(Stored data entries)
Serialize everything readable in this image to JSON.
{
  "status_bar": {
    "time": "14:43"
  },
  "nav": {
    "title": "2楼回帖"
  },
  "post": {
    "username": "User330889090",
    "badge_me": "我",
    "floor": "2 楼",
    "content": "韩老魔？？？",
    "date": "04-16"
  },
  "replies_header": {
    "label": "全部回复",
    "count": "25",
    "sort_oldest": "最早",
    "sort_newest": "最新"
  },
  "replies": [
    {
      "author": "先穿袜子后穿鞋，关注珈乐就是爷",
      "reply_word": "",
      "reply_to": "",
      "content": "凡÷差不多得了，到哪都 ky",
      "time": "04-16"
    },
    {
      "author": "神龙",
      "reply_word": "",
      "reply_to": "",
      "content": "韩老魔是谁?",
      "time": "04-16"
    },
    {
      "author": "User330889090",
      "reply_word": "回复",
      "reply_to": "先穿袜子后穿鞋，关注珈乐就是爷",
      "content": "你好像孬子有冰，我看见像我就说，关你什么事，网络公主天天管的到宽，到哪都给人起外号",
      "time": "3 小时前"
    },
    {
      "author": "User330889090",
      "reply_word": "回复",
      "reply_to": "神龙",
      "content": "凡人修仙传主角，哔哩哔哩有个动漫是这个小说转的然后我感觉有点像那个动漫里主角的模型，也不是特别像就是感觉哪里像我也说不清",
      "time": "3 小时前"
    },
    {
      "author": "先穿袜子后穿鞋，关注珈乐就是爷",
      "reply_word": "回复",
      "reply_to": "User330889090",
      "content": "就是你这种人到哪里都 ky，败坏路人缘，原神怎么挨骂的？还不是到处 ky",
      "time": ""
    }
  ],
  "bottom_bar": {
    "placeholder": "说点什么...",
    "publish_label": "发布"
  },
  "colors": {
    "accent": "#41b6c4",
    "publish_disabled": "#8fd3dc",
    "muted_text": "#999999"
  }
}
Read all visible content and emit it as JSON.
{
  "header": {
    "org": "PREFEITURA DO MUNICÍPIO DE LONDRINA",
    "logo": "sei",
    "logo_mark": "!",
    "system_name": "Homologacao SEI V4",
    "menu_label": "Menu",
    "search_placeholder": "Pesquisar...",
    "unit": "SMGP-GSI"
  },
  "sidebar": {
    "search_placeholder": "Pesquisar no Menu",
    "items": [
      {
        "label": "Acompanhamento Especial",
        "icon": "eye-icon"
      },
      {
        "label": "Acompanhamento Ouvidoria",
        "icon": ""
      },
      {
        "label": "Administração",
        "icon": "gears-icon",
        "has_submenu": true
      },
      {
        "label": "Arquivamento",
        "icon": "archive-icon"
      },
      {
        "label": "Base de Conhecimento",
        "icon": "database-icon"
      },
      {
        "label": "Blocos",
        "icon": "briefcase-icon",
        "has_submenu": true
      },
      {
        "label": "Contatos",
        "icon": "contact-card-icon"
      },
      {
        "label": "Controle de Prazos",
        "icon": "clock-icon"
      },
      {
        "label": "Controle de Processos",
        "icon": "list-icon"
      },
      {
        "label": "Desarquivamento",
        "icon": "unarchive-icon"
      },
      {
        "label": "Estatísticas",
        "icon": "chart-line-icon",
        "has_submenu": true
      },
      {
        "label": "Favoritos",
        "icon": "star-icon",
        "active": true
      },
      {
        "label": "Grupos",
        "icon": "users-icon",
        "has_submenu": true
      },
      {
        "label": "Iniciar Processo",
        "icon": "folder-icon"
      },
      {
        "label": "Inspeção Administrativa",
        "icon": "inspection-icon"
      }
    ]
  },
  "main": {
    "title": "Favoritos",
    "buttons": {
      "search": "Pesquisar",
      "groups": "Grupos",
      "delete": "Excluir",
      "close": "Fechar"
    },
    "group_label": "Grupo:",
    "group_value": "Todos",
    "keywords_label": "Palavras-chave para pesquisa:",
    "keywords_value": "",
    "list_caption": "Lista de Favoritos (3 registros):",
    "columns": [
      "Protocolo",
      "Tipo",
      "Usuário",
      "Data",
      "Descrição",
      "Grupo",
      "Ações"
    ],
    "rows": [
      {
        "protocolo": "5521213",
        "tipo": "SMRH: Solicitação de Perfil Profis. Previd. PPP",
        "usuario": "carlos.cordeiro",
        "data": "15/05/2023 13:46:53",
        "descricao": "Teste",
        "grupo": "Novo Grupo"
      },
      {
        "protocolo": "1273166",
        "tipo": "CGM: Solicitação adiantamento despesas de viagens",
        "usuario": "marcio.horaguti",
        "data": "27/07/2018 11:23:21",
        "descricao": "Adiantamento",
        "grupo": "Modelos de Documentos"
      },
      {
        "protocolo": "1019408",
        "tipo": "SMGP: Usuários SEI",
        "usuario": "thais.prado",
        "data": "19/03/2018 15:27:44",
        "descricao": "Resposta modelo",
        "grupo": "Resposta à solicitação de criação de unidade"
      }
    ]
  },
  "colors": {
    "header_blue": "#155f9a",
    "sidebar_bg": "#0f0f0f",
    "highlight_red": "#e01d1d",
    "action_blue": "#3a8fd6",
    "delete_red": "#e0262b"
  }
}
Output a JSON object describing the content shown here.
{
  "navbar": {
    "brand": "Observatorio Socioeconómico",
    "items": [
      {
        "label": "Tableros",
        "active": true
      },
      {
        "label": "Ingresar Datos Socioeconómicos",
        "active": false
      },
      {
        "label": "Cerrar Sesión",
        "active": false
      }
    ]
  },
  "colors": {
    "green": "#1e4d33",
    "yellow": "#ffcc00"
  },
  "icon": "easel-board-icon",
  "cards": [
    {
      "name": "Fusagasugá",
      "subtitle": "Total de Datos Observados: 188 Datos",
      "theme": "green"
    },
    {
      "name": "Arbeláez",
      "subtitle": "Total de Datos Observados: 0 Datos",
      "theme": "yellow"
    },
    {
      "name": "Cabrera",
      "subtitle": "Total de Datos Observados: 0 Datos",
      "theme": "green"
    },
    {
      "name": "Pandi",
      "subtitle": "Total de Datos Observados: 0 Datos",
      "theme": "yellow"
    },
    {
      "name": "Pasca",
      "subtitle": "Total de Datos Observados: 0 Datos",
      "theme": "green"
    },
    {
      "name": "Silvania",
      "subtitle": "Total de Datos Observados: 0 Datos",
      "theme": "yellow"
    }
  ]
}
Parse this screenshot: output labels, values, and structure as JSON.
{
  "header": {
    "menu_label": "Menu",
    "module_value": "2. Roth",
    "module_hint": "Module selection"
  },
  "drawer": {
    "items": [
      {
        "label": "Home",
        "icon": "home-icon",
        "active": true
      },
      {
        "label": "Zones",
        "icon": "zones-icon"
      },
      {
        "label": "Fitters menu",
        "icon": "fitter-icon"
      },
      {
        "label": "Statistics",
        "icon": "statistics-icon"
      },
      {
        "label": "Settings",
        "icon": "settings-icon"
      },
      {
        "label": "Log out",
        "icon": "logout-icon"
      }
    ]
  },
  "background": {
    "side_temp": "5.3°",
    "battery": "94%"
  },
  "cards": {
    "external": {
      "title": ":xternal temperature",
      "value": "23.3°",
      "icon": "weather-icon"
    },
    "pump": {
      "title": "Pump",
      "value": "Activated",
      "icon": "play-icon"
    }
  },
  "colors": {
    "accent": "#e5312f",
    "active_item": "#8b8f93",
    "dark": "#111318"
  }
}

YOUR OBJECTIVE | Please output the complete data exactly.

WORKED SOLUTION |
Serialize everything readable in this image to JSON.
{
  "status_bar": {
    "time": "14:43"
  },
  "nav": {
    "title": "2楼回帖"
  },
  "post": {
    "username": "User330889090",
    "badge_me": "我",
    "floor": "2 楼",
    "content": "韩老魔？？？",
    "date": "04-16"
  },
  "replies_header": {
    "label": "全部回复",
    "count": "25",
    "sort_oldest": "最早",
    "sort_newest": "最新"
  },
  "replies": [
    {
      "author": "先穿袜子后穿鞋，关注珈乐就是爷",
      "reply_word": "",
      "reply_to": "",
      "content": "凡÷差不多得了，到哪都 ky",
      "time": "04-16"
    },
    {
      "author": "神龙",
      "reply_word": "",
      "reply_to": "",
      "content": "韩老魔是谁?",
      "time": "04-16"
    },
    {
      "author": "User330889090",
      "reply_word": "回复",
      "reply_to": "先穿袜子后穿鞋，关注珈乐就是爷",
      "content": "你好像孬子有冰，我看见像我就说，关你什么事，网络公主天天管的到宽，到哪都给人起外号",
      "time": "3 小时前"
    },
    {
      "author": "User330889090",
      "reply_word": "回复",
      "reply_to": "神龙",
      "content": "凡人修仙传主角，哔哩哔哩有个动漫是这个小说转的然后我感觉有点像那个动漫里主角的模型，也不是特别像就是感觉哪里像我也说不清",
      "time": "3 小时前"
    },
    {
      "author": "先穿袜子后穿鞋，关注珈乐就是爷",
      "reply_word": "回复",
      "reply_to": "User330889090",
      "content": "就是你这种人到哪里都 ky，败坏路人缘，原神怎么挨骂的？还不是到处 ky",
      "time": ""
    }
  ],
  "bottom_bar": {
    "placeholder": "说点什么...",
    "publish_label": "发布"
  },
  "colors": {
    "accent": "#41b6c4",
    "publish_disabled": "#8fd3dc",
    "muted_text": "#999999"
  }
}
Read all visible content and emit it as JSON.
{
  "header": {
    "org": "PREFEITURA DO MUNICÍPIO DE LONDRINA",
    "logo": "sei",
    "logo_mark": "!",
    "system_name": "Homologacao SEI V4",
    "menu_label": "Menu",
    "search_placeholder": "Pesquisar...",
    "unit": "SMGP-GSI"
  },
  "sidebar": {
    "search_placeholder": "Pesquisar no Menu",
    "items": [
      {
        "label": "Acompanhamento Especial",
        "icon": "eye-icon"
      },
      {
        "label": "Acompanhamento Ouvidoria",
        "icon": ""
      },
      {
        "label": "Administração",
        "icon": "gears-icon",
        "has_submenu": true
      },
      {
        "label": "Arquivamento",
        "icon": "archive-icon"
      },
      {
        "label": "Base de Conhecimento",
        "icon": "database-icon"
      },
      {
        "label": "Blocos",
        "icon": "briefcase-icon",
        "has_submenu": true
      },
      {
        "label": "Contatos",
        "icon": "contact-card-icon"
      },
      {
        "label": "Controle de Prazos",
        "icon": "clock-icon"
      },
      {
        "label": "Controle de Processos",
        "icon": "list-icon"
      },
      {
        "label": "Desarquivamento",
        "icon": "unarchive-icon"
      },
      {
        "label": "Estatísticas",
        "icon": "chart-line-icon",
        "has_submenu": true
      },
      {
        "label": "Favoritos",
        "icon": "star-icon",
        "active": true
      },
      {
        "label": "Grupos",
        "icon": "users-icon",
        "has_submenu": true
      },
      {
        "label": "Iniciar Processo",
        "icon": "folder-icon"
      },
      {
        "label": "Inspeção Administrativa",
        "icon": "inspection-icon"
      }
    ]
  },
  "main": {
    "title": "Favoritos",
    "buttons": {
      "search": "Pesquisar",
      "groups": "Grupos",
      "delete": "Excluir",
      "close": "Fechar"
    },
    "group_label": "Grupo:",
    "group_value": "Todos",
    "keywords_label": "Palavras-chave para pesquisa:",
    "keywords_value": "",
    "list_caption": "Lista de Favoritos (3 registros):",
    "columns": [
      "Protocolo",
      "Tipo",
      "Usuário",
      "Data",
      "Descrição",
      "Grupo",
      "Ações"
    ],
    "rows": [
      {
        "protocolo": "5521213",
        "tipo": "SMRH: Solicitação de Perfil Profis. Previd. PPP",
        "usuario": "carlos.cordeiro",
        "data": "15/05/2023 13:46:53",
        "descricao": "Teste",
        "grupo": "Novo Grupo"
      },
      {
        "protocolo": "1273166",
        "tipo": "CGM: Solicitação adiantamento despesas de viagens",
        "usuario": "marcio.horaguti",
        "data": "27/07/2018 11:23:21",
        "descricao": "Adiantamento",
        "grupo": "Modelos de Documentos"
      },
      {
        "protocolo": "1019408",
        "tipo": "SMGP: Usuários SEI",
        "usuario": "thais.prado",
        "data": "19/03/2018 15:27:44",
        "descricao": "Resposta modelo",
        "grupo": "Resposta à solicitação de criação de unidade"
      }
    ]
  },
  "colors": {
    "header_blue": "#155f9a",
    "sidebar_bg": "#0f0f0f",
    "highlight_red": "#e01d1d",
    "action_blue": "#3a8fd6",
    "delete_red": "#e0262b"
  }
}
Output a JSON object describing the content shown here.
{
  "navbar": {
    "brand": "Observatorio Socioeconómico",
    "items": [
      {
        "label": "Tableros",
        "active": true
      },
      {
        "label": "Ingresar Datos Socioeconómicos",
        "active": false
      },
      {
        "label": "Cerrar Sesión",
        "active": false
      }
    ]
  },
  "colors": {
    "green": "#1e4d33",
    "yellow": "#ffcc00"
  },
  "icon": "easel-board-icon",
  "cards": [
    {
      "name": "Fusagasugá",
      "subtitle": "Total de Datos Observados: 188 Datos",
      "theme": "green"
    },
    {
      "name": "Arbeláez",
      "subtitle": "Total de Datos Observados: 0 Datos",
      "theme": "yellow"
    },
    {
      "name": "Cabrera",
      "subtitle": "Total de Datos Observados: 0 Datos",
      "theme": "green"
    },
    {
      "name": "Pandi",
      "subtitle": "Total de Datos Observados: 0 Datos",
      "theme": "yellow"
    },
    {
      "name": "Pasca",
      "subtitle": "Total de Datos Observados: 0 Datos",
      "theme": "green"
    },
    {
      "name": "Silvania",
      "subtitle": "Total de Datos Observados: 0 Datos",
      "theme": "yellow"
    }
  ]
}
Parse this screenshot: output labels, values, and structure as JSON.
{
  "header": {
    "menu_label": "Menu",
    "module_value": "2. Roth",
    "module_hint": "Module selection"
  },
  "drawer": {
    "items": [
      {
        "label": "Home",
        "icon": "home-icon",
        "active": true
      },
      {
        "label": "Zones",
        "icon": "zones-icon"
      },
      {
        "label": "Fitters menu",
        "icon": "fitter-icon"
      },
      {
        "label": "Statistics",
        "icon": "statistics-icon"
      },
      {
        "label": "Settings",
        "icon": "settings-icon"
      },
      {
        "label": "Log out",
        "icon": "logout-icon"
      }
    ]
  },
  "background": {
    "side_temp": "5.3°",
    "battery": "94%"
  },
  "cards": {
    "external": {
      "title": ":xternal temperature",
      "value": "23.3°",
      "icon": "weather-icon"
    },
    "pump": {
      "title": "Pump",
      "value": "Activated",
      "icon": "play-icon"
    }
  },
  "colors": {
    "accent": "#e5312f",
    "active_item": "#8b8f93",
    "dark": "#111318"
  }
}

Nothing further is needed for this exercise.